**PASSAGE GIVEN**
The Big Tour
- Associated album: The Big Day
- Start date: September 20, 2019
- End date: December 14, 2019
- Legs: 1
- No. of shows: 5

Chance the Rapper concert chronology
- Be Encouraged Tour (2017); The Big Tour (2019-2020); ;

= The Big Tour (Chance the Rapper) =

2019 concert tour by Chance the Rapper

The Big Tour (stylized THE BIG TOUR!) was the third concert tour by American recording artist, Chance the Rapper, in support of his debut album, The Big Day (2019). The tour began on September 20, 2019 in Las Vegas. The tour was cancelled in December 2019 after just five shows.

==Background==
On July 29, 2019, the rapper originally announced a 35-date tour starting in North America to promote his first album, The Big Day. However, on September 9, 2019, the rapper announced most tour dates would be postponed to spend more time with his family. Tickets bought for the original dates will be honored for the rescheduled dates. Festival appearances in Las Vegas & Miami Beach, and the first tour date in Chicago remained as scheduled. On September 25, 2019, Lil Yachty and Taylor Bennett were announced as the opening acts. The entire tour was cancelled on December 15, 2019.

**DATASET EXCERPTS**
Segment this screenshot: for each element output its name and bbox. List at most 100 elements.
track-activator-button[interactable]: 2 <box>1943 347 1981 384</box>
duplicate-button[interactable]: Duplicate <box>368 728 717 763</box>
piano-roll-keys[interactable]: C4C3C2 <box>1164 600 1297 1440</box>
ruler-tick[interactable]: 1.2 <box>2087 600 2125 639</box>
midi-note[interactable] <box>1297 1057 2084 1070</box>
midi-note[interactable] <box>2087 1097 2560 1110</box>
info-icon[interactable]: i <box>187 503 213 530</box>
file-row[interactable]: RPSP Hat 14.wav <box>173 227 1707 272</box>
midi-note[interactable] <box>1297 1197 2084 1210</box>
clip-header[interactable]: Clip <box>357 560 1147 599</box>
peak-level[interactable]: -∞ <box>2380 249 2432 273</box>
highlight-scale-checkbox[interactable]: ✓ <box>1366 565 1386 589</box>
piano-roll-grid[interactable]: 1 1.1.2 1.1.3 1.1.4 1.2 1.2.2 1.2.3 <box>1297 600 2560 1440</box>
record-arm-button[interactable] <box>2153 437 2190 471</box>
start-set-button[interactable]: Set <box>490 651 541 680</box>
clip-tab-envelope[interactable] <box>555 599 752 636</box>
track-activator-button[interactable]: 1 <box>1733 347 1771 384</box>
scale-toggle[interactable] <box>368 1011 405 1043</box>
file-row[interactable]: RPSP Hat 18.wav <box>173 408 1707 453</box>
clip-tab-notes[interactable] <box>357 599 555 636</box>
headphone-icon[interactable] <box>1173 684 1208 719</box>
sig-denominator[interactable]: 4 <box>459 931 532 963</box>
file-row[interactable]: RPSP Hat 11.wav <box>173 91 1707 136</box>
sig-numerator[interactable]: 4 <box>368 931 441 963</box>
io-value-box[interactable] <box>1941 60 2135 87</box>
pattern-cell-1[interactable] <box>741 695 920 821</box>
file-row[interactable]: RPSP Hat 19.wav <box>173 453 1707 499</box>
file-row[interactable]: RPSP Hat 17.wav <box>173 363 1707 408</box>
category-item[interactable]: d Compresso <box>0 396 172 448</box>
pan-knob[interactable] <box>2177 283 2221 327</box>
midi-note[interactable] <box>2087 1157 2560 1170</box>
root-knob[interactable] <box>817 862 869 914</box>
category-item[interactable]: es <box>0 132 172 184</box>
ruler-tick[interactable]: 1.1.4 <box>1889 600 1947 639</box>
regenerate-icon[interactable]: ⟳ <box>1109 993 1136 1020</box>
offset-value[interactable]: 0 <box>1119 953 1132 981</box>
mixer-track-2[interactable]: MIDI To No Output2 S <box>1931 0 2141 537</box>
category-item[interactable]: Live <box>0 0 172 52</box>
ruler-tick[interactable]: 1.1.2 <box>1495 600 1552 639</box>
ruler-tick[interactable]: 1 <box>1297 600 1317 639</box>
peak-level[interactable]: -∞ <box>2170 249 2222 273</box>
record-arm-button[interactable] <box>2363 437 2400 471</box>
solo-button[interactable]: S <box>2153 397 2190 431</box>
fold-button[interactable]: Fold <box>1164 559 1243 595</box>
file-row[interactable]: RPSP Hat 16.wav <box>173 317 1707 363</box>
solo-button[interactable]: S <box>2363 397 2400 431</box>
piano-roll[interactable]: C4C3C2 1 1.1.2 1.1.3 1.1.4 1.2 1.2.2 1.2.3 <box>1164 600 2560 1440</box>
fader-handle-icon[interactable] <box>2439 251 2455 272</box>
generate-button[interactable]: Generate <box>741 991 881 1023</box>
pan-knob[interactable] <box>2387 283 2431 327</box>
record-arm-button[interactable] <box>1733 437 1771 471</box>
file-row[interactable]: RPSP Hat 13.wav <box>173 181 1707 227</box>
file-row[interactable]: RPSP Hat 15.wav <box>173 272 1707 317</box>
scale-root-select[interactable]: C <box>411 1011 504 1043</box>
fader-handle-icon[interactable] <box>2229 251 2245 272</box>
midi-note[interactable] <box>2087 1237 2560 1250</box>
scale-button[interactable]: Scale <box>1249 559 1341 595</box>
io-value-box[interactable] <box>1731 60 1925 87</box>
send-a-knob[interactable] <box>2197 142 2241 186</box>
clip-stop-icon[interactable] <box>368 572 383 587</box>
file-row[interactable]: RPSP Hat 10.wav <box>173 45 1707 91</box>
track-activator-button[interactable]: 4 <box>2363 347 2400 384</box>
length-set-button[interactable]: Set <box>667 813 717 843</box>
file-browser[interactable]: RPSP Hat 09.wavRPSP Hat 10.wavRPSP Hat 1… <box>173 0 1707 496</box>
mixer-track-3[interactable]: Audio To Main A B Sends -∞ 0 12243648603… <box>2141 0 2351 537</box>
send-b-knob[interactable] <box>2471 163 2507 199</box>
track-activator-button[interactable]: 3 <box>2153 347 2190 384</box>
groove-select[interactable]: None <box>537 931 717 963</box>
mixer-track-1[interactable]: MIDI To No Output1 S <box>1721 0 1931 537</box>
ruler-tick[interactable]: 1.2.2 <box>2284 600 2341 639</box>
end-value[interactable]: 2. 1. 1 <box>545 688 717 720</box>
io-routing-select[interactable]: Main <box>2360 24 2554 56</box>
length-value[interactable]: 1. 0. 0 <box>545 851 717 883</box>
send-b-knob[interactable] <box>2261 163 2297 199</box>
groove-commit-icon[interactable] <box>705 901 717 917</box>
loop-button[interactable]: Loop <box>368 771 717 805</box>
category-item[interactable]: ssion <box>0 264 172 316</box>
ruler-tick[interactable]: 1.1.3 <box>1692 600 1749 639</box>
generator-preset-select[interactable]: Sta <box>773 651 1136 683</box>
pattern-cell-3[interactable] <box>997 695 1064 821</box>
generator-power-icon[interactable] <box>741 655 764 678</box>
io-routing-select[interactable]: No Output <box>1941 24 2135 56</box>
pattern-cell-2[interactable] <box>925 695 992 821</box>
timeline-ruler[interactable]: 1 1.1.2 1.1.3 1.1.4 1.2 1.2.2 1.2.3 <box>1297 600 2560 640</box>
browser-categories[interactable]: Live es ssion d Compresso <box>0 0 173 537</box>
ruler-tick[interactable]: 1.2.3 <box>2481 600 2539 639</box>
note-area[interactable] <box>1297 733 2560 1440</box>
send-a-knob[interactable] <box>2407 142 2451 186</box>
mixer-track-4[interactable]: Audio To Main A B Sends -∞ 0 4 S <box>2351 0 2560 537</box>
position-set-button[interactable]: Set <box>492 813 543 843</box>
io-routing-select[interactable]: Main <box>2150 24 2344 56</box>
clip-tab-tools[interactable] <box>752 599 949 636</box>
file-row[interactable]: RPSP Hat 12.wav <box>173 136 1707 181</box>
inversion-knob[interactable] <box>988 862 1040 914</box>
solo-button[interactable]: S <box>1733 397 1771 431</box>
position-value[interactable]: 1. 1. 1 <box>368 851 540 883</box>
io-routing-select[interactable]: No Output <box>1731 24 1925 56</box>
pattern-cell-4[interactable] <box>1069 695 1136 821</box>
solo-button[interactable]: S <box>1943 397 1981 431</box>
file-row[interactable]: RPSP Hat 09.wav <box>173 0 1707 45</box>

**YOUR OBJECTIVE**
Can you repeat, word for word, everything in the Big Tour article above from "2019 concert tour" down to "just five shows."?

**FINAL RESULT**
2019 concert tour by Chance the Rapper

The Big Tour (stylized THE BIG TOUR!) was the third concert tour by American recording artist, Chance the Rapper, in support of his debut album, The Big Day (2019). The tour began on September 20, 2019 in Las Vegas. The tour was cancelled in December 2019 after just five shows.